Records from a collection of figures
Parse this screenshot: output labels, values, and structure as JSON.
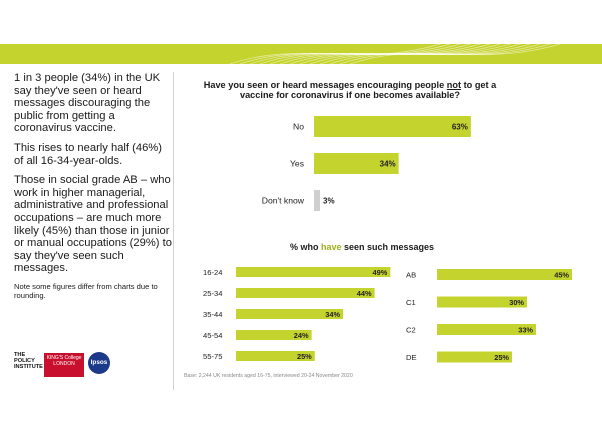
{
  "colors": {
    "bar": "#c5d32f",
    "dontknow_bar": "#cfcfcf",
    "banner": "#c5d32f",
    "highlight": "#9fb11d"
  },
  "left": {
    "para1": "1 in 3 people (34%) in the UK say they've seen or heard messages discouraging the public from getting a coronavirus vaccine.",
    "para2": "This rises to nearly half (46%) of all 16-34-year-olds.",
    "para3": "Those in social grade AB – who work in higher managerial, administrative and professional occupations – are much more likely (45%) than those in junior or manual occupations (29%) to say they've seen such messages.",
    "note": "Note some figures differ from charts due to rounding."
  },
  "logos": {
    "policy": "THE POLICY INSTITUTE",
    "kings": "KING'S College LONDON",
    "ipsos": "Ipsos"
  },
  "question": {
    "part1": "Have you seen or heard messages encouraging people ",
    "emph": "not",
    "part2": " to get a vaccine for coronavirus if one becomes available?"
  },
  "subtitle": {
    "pre": "% who ",
    "hl": "have",
    "post": " seen such messages"
  },
  "source": "Base: 2,244 UK residents aged 16-75, interviewed 20-24 November 2020",
  "chart_data": [
    {
      "type": "bar",
      "orientation": "horizontal",
      "id": "main",
      "categories": [
        "No",
        "Yes",
        "Don't know"
      ],
      "values": [
        63,
        34,
        3
      ],
      "unit": "%",
      "xlim": [
        0,
        100
      ]
    },
    {
      "type": "bar",
      "orientation": "horizontal",
      "id": "age",
      "categories": [
        "16-24",
        "25-34",
        "35-44",
        "45-54",
        "55-75"
      ],
      "values": [
        49,
        44,
        34,
        24,
        25
      ],
      "unit": "%",
      "xlim": [
        0,
        100
      ]
    },
    {
      "type": "bar",
      "orientation": "horizontal",
      "id": "grade",
      "categories": [
        "AB",
        "C1",
        "C2",
        "DE"
      ],
      "values": [
        45,
        30,
        33,
        25
      ],
      "unit": "%",
      "xlim": [
        0,
        100
      ]
    }
  ]
}
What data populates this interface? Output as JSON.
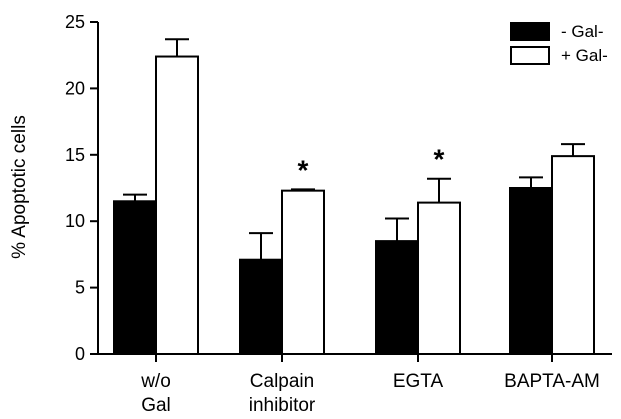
{
  "chart_data": {
    "type": "bar",
    "categories": [
      [
        "w/o",
        "Gal"
      ],
      [
        "Calpain",
        "inhibitor"
      ],
      [
        "EGTA"
      ],
      [
        "BAPTA-AM"
      ]
    ],
    "series": [
      {
        "name": "- Gal-",
        "values": [
          11.5,
          7.1,
          8.5,
          12.5
        ],
        "errors": [
          0.5,
          2.0,
          1.7,
          0.8
        ],
        "fill": "#000000"
      },
      {
        "name": "+ Gal-",
        "values": [
          22.4,
          12.3,
          11.4,
          14.9
        ],
        "errors": [
          1.3,
          0.1,
          1.8,
          0.9
        ],
        "fill": "#ffffff"
      }
    ],
    "significance": [
      "",
      "*",
      "*",
      ""
    ],
    "ylabel": "% Apoptotic cells",
    "xlabel": "",
    "ylim": [
      0,
      25
    ],
    "yticks": [
      0,
      5,
      10,
      15,
      20,
      25
    ],
    "grid": false,
    "legend_position": "top-right"
  },
  "colors": {
    "stroke": "#000000",
    "background": "#ffffff"
  }
}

** What this task involves **
Which lines of the data include the word "people"? Copy each one.

** Answer box **
    "para1": "1 in 3 people (34%) in the UK say they've seen or heard messages discouraging the public from getting a coronavirus vaccine.",
    "part1": "Have you seen or heard messages encouraging people ",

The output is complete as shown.